▶ What to work on:
Determine the number of lines in these entries that hold the word "Heliocentric". Give the number and nothing more.
** START Material for the task **
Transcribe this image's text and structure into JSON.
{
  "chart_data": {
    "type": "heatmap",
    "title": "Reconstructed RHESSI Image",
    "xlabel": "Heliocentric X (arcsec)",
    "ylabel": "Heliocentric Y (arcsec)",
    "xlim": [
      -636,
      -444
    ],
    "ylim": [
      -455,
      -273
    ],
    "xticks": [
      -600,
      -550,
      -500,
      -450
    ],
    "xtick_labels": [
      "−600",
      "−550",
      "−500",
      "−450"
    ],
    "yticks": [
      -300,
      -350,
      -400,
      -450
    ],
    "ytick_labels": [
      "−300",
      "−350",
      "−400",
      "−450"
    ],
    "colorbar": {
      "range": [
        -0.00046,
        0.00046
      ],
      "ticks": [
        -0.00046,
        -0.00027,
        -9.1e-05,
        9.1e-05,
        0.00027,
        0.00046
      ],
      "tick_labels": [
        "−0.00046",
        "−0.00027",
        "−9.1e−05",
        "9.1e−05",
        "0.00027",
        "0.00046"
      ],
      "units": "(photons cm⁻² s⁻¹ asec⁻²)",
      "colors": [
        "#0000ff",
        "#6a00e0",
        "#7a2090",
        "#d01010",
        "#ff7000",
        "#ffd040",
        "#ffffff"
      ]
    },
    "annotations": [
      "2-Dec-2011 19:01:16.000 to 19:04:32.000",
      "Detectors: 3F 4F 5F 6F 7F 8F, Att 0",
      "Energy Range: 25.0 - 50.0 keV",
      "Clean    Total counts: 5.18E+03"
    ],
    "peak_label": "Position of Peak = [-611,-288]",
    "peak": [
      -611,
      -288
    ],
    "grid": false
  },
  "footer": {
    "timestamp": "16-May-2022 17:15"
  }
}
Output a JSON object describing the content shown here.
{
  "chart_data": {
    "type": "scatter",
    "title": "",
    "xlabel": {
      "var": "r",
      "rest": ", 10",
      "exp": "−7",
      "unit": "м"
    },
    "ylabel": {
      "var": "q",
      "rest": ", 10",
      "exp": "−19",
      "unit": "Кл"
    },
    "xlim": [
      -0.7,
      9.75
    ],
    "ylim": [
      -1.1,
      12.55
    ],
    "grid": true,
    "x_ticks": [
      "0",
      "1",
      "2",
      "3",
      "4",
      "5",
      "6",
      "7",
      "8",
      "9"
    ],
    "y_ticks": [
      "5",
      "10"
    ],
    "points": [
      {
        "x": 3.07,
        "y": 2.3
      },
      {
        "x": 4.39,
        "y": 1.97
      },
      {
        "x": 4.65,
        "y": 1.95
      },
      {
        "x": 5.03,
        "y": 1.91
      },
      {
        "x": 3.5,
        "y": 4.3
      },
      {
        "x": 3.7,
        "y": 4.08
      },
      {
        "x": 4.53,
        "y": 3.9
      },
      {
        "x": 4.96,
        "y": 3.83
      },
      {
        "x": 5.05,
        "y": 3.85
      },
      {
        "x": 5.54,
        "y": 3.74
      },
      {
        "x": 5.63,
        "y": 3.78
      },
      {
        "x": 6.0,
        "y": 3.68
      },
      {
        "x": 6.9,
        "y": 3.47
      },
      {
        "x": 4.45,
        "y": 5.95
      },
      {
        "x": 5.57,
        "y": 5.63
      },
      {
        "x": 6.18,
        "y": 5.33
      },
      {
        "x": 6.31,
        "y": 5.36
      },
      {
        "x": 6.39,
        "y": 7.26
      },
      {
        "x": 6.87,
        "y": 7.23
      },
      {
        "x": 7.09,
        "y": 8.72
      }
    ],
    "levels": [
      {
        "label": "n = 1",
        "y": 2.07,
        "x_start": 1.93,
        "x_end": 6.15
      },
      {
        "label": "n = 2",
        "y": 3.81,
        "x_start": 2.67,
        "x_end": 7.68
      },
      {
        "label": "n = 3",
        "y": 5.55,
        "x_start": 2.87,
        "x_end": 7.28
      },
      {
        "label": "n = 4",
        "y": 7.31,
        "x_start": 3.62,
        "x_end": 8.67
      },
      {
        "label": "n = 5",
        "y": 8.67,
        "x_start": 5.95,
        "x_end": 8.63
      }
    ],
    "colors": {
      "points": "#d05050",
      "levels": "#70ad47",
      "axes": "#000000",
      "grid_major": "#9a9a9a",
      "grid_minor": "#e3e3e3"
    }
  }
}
** END Material for the task **
▶ Result for this exercise:
2